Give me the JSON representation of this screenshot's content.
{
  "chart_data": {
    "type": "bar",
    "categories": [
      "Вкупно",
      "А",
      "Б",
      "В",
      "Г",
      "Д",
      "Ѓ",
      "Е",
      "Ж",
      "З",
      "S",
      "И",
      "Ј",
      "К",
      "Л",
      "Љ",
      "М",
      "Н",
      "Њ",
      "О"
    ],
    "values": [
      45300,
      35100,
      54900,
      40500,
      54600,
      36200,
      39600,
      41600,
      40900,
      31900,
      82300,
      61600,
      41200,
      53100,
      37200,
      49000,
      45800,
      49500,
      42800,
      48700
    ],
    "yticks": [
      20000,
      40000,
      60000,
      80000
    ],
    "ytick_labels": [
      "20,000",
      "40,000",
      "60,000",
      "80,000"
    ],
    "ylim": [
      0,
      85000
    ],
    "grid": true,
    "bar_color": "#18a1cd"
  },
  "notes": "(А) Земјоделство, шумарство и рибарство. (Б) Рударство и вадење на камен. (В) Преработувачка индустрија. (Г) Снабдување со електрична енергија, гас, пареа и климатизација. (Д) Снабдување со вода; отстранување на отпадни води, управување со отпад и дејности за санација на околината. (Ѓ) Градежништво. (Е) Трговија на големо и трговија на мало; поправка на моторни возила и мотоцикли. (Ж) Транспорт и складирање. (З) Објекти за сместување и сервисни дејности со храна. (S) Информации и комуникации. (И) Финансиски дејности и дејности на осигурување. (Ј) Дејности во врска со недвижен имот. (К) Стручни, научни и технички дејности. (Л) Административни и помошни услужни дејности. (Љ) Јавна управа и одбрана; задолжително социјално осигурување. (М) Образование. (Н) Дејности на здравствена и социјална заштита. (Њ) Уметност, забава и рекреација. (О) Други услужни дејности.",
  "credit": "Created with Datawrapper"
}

# # # # # # #

Please quote every record above exactly as it appears.

Give me the JSON representation of this screenshot's content.
{
  "chart_data": {
    "type": "bar",
    "categories": [
      "Вкупно",
      "А",
      "Б",
      "В",
      "Г",
      "Д",
      "Ѓ",
      "Е",
      "Ж",
      "З",
      "S",
      "И",
      "Ј",
      "К",
      "Л",
      "Љ",
      "М",
      "Н",
      "Њ",
      "О"
    ],
    "values": [
      45300,
      35100,
      54900,
      40500,
      54600,
      36200,
      39600,
      41600,
      40900,
      31900,
      82300,
      61600,
      41200,
      53100,
      37200,
      49000,
      45800,
      49500,
      42800,
      48700
    ],
    "yticks": [
      20000,
      40000,
      60000,
      80000
    ],
    "ytick_labels": [
      "20,000",
      "40,000",
      "60,000",
      "80,000"
    ],
    "ylim": [
      0,
      85000
    ],
    "grid": true,
    "bar_color": "#18a1cd"
  },
  "notes": "(А) Земјоделство, шумарство и рибарство. (Б) Рударство и вадење на камен. (В) Преработувачка индустрија. (Г) Снабдување со електрична енергија, гас, пареа и климатизација. (Д) Снабдување со вода; отстранување на отпадни води, управување со отпад и дејности за санација на околината. (Ѓ) Градежништво. (Е) Трговија на големо и трговија на мало; поправка на моторни возила и мотоцикли. (Ж) Транспорт и складирање. (З) Објекти за сместување и сервисни дејности со храна. (S) Информации и комуникации. (И) Финансиски дејности и дејности на осигурување. (Ј) Дејности во врска со недвижен имот. (К) Стручни, научни и технички дејности. (Л) Административни и помошни услужни дејности. (Љ) Јавна управа и одбрана; задолжително социјално осигурување. (М) Образование. (Н) Дејности на здравствена и социјална заштита. (Њ) Уметност, забава и рекреација. (О) Други услужни дејности.",
  "credit": "Created with Datawrapper"
}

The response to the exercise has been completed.